Every line below is to be copied exactly, with the pictures left out.

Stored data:
================

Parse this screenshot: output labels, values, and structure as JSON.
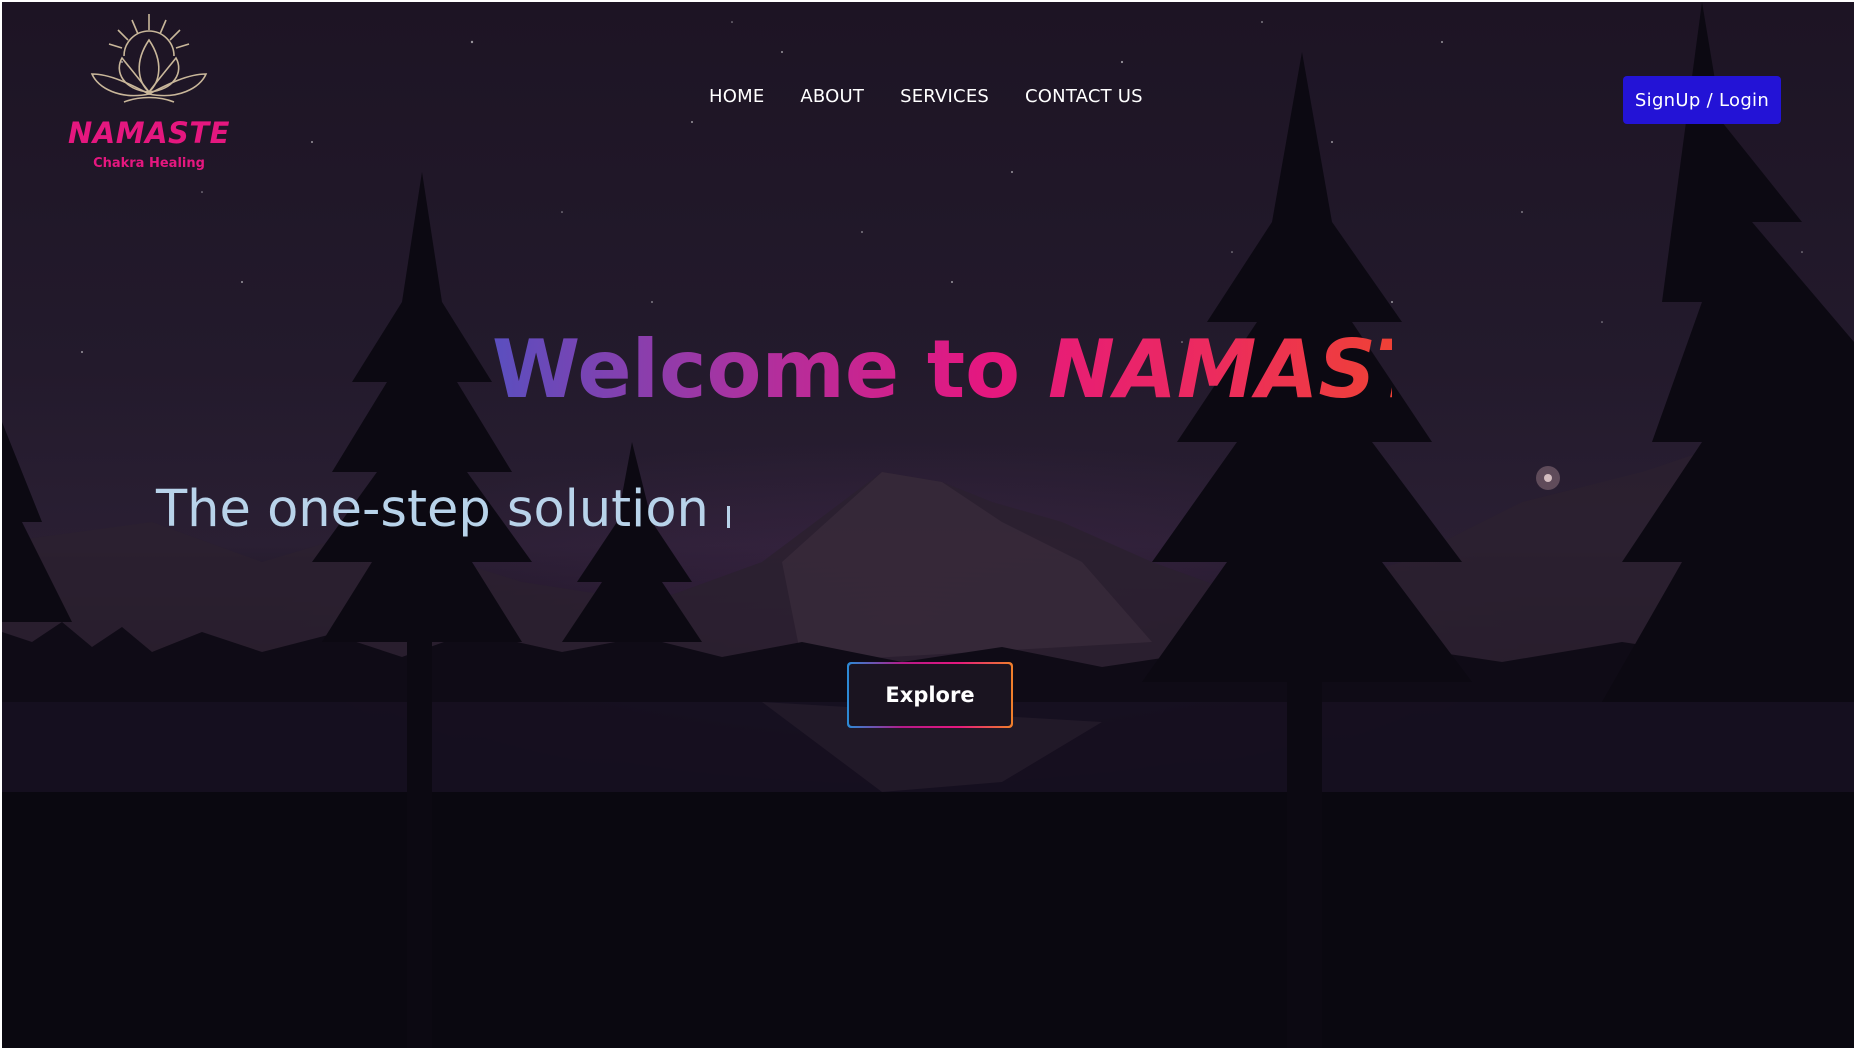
{
  "brand": {
    "name": "NAMASTE",
    "subtitle": "Chakra Healing",
    "logo_icon": "lotus-sun-icon"
  },
  "nav": {
    "items": [
      {
        "label": "HOME"
      },
      {
        "label": "ABOUT"
      },
      {
        "label": "SERVICES"
      },
      {
        "label": "CONTACT US"
      }
    ]
  },
  "auth": {
    "signup_label": "SignUp / Login"
  },
  "hero": {
    "welcome_prefix": "Welcome to",
    "welcome_brand": "NAMASTE",
    "tagline": "The one-step solution",
    "explore_label": "Explore"
  },
  "colors": {
    "accent_pink": "#e5177f",
    "signup_blue": "#2313d6",
    "tagline_blue": "#b8d3ea"
  }
}
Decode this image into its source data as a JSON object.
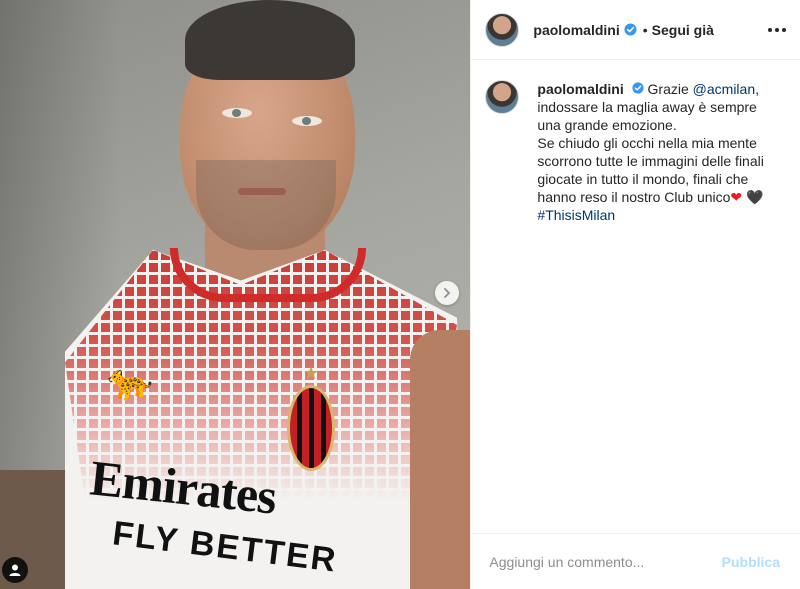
{
  "post": {
    "author": {
      "username": "paolomaldini",
      "verified": true
    },
    "follow_separator": "•",
    "follow_status": "Segui già",
    "media": {
      "jersey_sponsor": "Emirates",
      "jersey_sponsor_tagline": "FLY BETTER",
      "crest_star": "★"
    },
    "caption": {
      "username": "paolomaldini",
      "lines": [
        "Grazie",
        "@acmilan",
        ",",
        "indossare la maglia away è sempre una grande emozione.",
        "Se chiudo gli occhi nella mia mente scorrono tutte le immagini delle finali giocate in tutto il mondo, finali che hanno reso il nostro Club unico",
        "❤",
        "🖤",
        "#ThisisMilan"
      ]
    },
    "comment_box": {
      "placeholder": "Aggiungi un commento...",
      "publish_label": "Pubblica"
    }
  },
  "colors": {
    "verified_blue": "#3897f0",
    "link": "#00376b",
    "publish_disabled": "#b2dffc"
  },
  "icons": {
    "next": "chevron-right-icon",
    "tags": "user-tag-icon",
    "more": "more-options-icon"
  }
}
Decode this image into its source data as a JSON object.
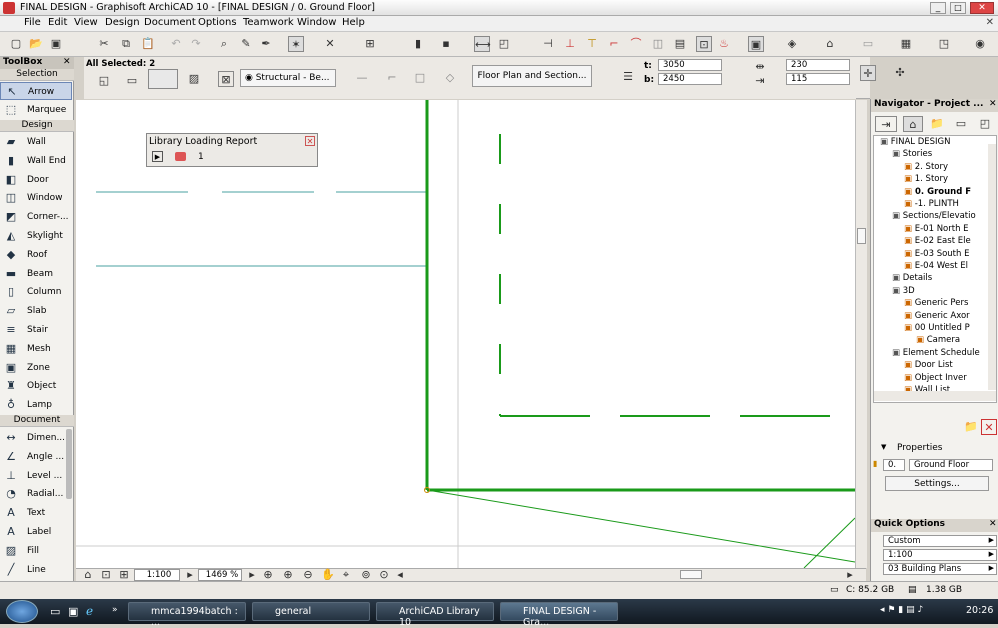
{
  "window": {
    "title": "FINAL DESIGN - Graphisoft ArchiCAD 10 - [FINAL DESIGN / 0. Ground Floor]"
  },
  "menu": [
    "File",
    "Edit",
    "View",
    "Design",
    "Document",
    "Options",
    "Teamwork",
    "Window",
    "Help"
  ],
  "toolbox": {
    "title": "ToolBox",
    "selection": "Selection",
    "tools_sel": [
      "Arrow",
      "Marquee"
    ],
    "design": "Design",
    "tools_design": [
      "Wall",
      "Wall End",
      "Door",
      "Window",
      "Corner-...",
      "Skylight",
      "Roof",
      "Beam",
      "Column",
      "Slab",
      "Stair",
      "Mesh",
      "Zone",
      "Object",
      "Lamp"
    ],
    "document": "Document",
    "tools_doc": [
      "Dimen...",
      "Angle ...",
      "Level ...",
      "Radial...",
      "Text",
      "Label",
      "Fill",
      "Line"
    ]
  },
  "infobox": {
    "selected": "All Selected: 2",
    "structural": "Structural - Be...",
    "floorplan_btn": "Floor Plan and Section...",
    "t_label": "t:",
    "t_value": "3050",
    "b_label": "b:",
    "b_value": "2450",
    "v1": "230",
    "v2": "115"
  },
  "library_report": {
    "title": "Library Loading Report",
    "count": "1"
  },
  "bottombar": {
    "scale": "1:100",
    "zoom": "1469 %"
  },
  "navigator": {
    "title": "Navigator - Project ...",
    "tree": [
      "FINAL DESIGN",
      "Stories",
      "2. Story",
      "1. Story",
      "0. Ground F",
      "-1. PLINTH",
      "Sections/Elevatio",
      "E-01 North E",
      "E-02 East Ele",
      "E-03 South E",
      "E-04 West El",
      "Details",
      "3D",
      "Generic Pers",
      "Generic Axor",
      "00 Untitled P",
      "Camera",
      "Element Schedule",
      "Door List",
      "Object Inver",
      "Wall List"
    ]
  },
  "properties": {
    "title": "Properties",
    "num": "0.",
    "value": "Ground Floor",
    "settings": "Settings..."
  },
  "quick_options": {
    "title": "Quick Options",
    "items": [
      "Custom",
      "1:100",
      "03 Building Plans"
    ]
  },
  "statusbar": {
    "disk": "C: 85.2 GB",
    "mem": "1.38 GB"
  },
  "taskbar": {
    "tasks": [
      "mmca1994batch : ...",
      "general",
      "ArchiCAD Library 10",
      "FINAL DESIGN - Gra..."
    ],
    "time": "20:26"
  },
  "colors": {
    "wall": "#1a9a1a",
    "guide": "#4aa0a0",
    "taskbar": "#1a2530"
  }
}
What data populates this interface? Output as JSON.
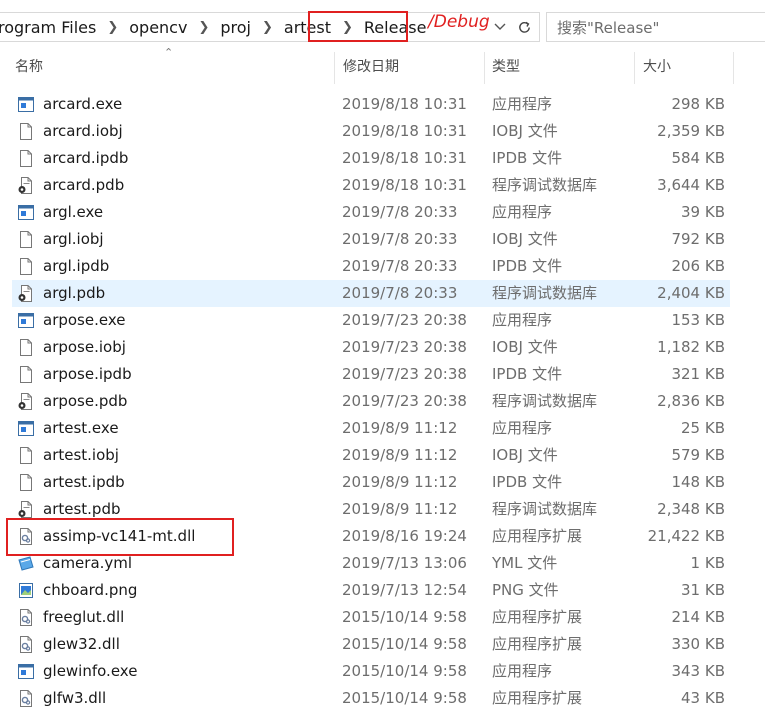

================

__Full response__:
Parse this screenshot: output labels, values, and structure as JSON.
{
  "brand": {
    "name": "NAMASTE",
    "subtitle": "Chakra Healing",
    "logo_icon": "lotus-sun-icon"
  },
  "nav": {
    "items": [
      {
        "label": "HOME"
      },
      {
        "label": "ABOUT"
      },
      {
        "label": "SERVICES"
      },
      {
        "label": "CONTACT US"
      }
    ]
  },
  "auth": {
    "signup_label": "SignUp / Login"
  },
  "hero": {
    "welcome_prefix": "Welcome to",
    "welcome_brand": "NAMASTE",
    "tagline": "The one-step solution",
    "explore_label": "Explore"
  },
  "colors": {
    "accent_pink": "#e5177f",
    "signup_blue": "#2313d6",
    "tagline_blue": "#b8d3ea"
  }
}
Decode this image into its source data as a JSON object.
{
  "post": {
    "author": {
      "username": "paolomaldini",
      "verified": true
    },
    "follow_separator": "•",
    "follow_status": "Segui già",
    "media": {
      "jersey_sponsor": "Emirates",
      "jersey_sponsor_tagline": "FLY BETTER",
      "crest_star": "★"
    },
    "caption": {
      "username": "paolomaldini",
      "lines": [
        "Grazie",
        "@acmilan",
        ",",
        "indossare la maglia away è sempre una grande emozione.",
        "Se chiudo gli occhi nella mia mente scorrono tutte le immagini delle finali giocate in tutto il mondo, finali che hanno reso il nostro Club unico",
        "❤",
        "🖤",
        "#ThisisMilan"
      ]
    },
    "comment_box": {
      "placeholder": "Aggiungi un commento...",
      "publish_label": "Pubblica"
    }
  },
  "colors": {
    "verified_blue": "#3897f0",
    "link": "#00376b",
    "publish_disabled": "#b2dffc"
  },
  "icons": {
    "next": "chevron-right-icon",
    "tags": "user-tag-icon",
    "more": "more-options-icon"
  }
}
Decode this image into its source data as a JSON object.
{
  "window": {
    "title": "FINAL DESIGN - Graphisoft ArchiCAD 10 - [FINAL DESIGN / 0. Ground Floor]"
  },
  "menu": [
    "File",
    "Edit",
    "View",
    "Design",
    "Document",
    "Options",
    "Teamwork",
    "Window",
    "Help"
  ],
  "toolbox": {
    "title": "ToolBox",
    "selection": "Selection",
    "tools_sel": [
      "Arrow",
      "Marquee"
    ],
    "design": "Design",
    "tools_design": [
      "Wall",
      "Wall End",
      "Door",
      "Window",
      "Corner-...",
      "Skylight",
      "Roof",
      "Beam",
      "Column",
      "Slab",
      "Stair",
      "Mesh",
      "Zone",
      "Object",
      "Lamp"
    ],
    "document": "Document",
    "tools_doc": [
      "Dimen...",
      "Angle ...",
      "Level ...",
      "Radial...",
      "Text",
      "Label",
      "Fill",
      "Line"
    ]
  },
  "infobox": {
    "selected": "All Selected: 2",
    "structural": "Structural - Be...",
    "floorplan_btn": "Floor Plan and Section...",
    "t_label": "t:",
    "t_value": "3050",
    "b_label": "b:",
    "b_value": "2450",
    "v1": "230",
    "v2": "115"
  },
  "library_report": {
    "title": "Library Loading Report",
    "count": "1"
  },
  "bottombar": {
    "scale": "1:100",
    "zoom": "1469 %"
  },
  "navigator": {
    "title": "Navigator - Project ...",
    "tree": [
      "FINAL DESIGN",
      "Stories",
      "2. Story",
      "1. Story",
      "0. Ground F",
      "-1. PLINTH",
      "Sections/Elevatio",
      "E-01 North E",
      "E-02 East Ele",
      "E-03 South E",
      "E-04 West El",
      "Details",
      "3D",
      "Generic Pers",
      "Generic Axor",
      "00 Untitled P",
      "Camera",
      "Element Schedule",
      "Door List",
      "Object Inver",
      "Wall List"
    ]
  },
  "properties": {
    "title": "Properties",
    "num": "0.",
    "value": "Ground Floor",
    "settings": "Settings..."
  },
  "quick_options": {
    "title": "Quick Options",
    "items": [
      "Custom",
      "1:100",
      "03 Building Plans"
    ]
  },
  "statusbar": {
    "disk": "C: 85.2 GB",
    "mem": "1.38 GB"
  },
  "taskbar": {
    "tasks": [
      "mmca1994batch : ...",
      "general",
      "ArchiCAD Library 10",
      "FINAL DESIGN - Gra..."
    ],
    "time": "20:26"
  },
  "colors": {
    "wall": "#1a9a1a",
    "guide": "#4aa0a0",
    "taskbar": "#1a2530"
  }
}
What data populates this interface? Output as JSON.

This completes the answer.